** START OF Supplied material **

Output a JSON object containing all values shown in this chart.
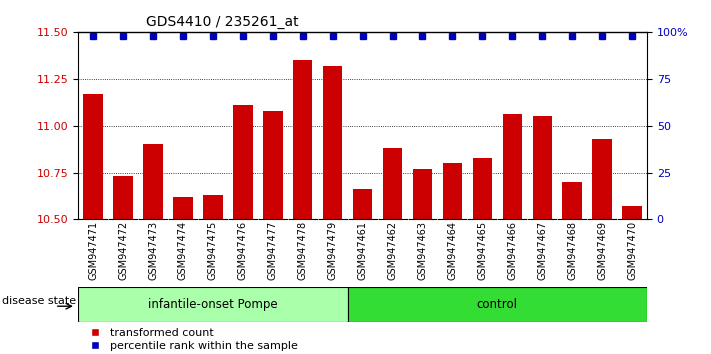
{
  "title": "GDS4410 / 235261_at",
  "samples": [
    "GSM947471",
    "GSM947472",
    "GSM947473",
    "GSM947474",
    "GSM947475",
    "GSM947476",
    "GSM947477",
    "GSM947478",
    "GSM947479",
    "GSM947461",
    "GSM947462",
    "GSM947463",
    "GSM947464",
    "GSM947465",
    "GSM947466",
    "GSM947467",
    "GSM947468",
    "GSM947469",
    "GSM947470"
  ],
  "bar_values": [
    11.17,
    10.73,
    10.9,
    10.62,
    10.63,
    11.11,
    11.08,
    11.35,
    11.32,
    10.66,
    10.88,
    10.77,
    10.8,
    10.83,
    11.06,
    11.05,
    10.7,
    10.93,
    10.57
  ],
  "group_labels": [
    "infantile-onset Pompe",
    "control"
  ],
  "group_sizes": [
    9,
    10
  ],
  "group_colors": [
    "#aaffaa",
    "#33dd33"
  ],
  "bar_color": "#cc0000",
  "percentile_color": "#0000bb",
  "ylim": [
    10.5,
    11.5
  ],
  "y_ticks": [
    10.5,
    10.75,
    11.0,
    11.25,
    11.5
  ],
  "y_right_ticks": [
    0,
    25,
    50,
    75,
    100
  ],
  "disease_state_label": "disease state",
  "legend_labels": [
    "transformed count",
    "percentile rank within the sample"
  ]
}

** END OF Supplied material **
** START OF Supplied material **

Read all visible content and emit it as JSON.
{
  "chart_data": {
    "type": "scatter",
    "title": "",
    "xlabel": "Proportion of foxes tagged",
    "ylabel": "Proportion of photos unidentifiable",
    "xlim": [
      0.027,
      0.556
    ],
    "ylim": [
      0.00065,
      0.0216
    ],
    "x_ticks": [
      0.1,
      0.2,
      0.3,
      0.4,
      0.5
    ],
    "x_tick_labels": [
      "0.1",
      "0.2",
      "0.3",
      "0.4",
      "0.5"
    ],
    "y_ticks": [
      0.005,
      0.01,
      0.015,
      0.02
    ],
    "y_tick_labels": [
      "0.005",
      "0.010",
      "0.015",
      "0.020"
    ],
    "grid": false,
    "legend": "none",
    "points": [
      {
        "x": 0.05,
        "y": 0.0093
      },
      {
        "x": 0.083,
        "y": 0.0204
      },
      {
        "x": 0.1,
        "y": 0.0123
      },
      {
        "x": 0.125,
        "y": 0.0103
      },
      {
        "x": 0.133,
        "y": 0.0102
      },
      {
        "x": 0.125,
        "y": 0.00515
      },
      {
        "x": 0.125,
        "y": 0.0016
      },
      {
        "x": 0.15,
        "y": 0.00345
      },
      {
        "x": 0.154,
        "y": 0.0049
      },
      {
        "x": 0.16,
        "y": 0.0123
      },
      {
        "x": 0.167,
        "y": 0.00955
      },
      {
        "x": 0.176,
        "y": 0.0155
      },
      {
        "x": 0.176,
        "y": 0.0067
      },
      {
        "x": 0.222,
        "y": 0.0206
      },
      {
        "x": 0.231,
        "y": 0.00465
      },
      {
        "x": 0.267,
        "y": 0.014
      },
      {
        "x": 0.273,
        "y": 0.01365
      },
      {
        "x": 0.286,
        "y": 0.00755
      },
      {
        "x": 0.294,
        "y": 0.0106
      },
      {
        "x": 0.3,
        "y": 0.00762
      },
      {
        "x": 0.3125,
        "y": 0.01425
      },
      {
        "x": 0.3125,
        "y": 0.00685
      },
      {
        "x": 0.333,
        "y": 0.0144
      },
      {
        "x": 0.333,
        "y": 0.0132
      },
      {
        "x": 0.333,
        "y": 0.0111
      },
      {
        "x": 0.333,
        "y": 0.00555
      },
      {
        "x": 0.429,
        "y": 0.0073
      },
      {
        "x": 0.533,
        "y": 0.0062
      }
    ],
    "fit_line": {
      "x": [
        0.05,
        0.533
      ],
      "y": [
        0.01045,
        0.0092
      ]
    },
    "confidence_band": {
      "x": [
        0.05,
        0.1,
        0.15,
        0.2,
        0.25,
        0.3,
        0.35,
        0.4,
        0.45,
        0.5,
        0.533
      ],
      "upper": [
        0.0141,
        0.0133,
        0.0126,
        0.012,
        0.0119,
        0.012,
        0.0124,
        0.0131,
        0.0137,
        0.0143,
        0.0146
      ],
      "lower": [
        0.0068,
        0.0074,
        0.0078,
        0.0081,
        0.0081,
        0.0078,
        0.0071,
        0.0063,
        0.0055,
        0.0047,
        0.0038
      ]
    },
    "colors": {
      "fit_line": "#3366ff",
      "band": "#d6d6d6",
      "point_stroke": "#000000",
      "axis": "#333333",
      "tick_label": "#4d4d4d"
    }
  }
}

** END OF Supplied material **

# [Work to be completed]
Pick out the lines that include the word "JSON" and write them out.

# [Output of the exercise]
Output a JSON object containing all values shown in this chart.
Read all visible content and emit it as JSON.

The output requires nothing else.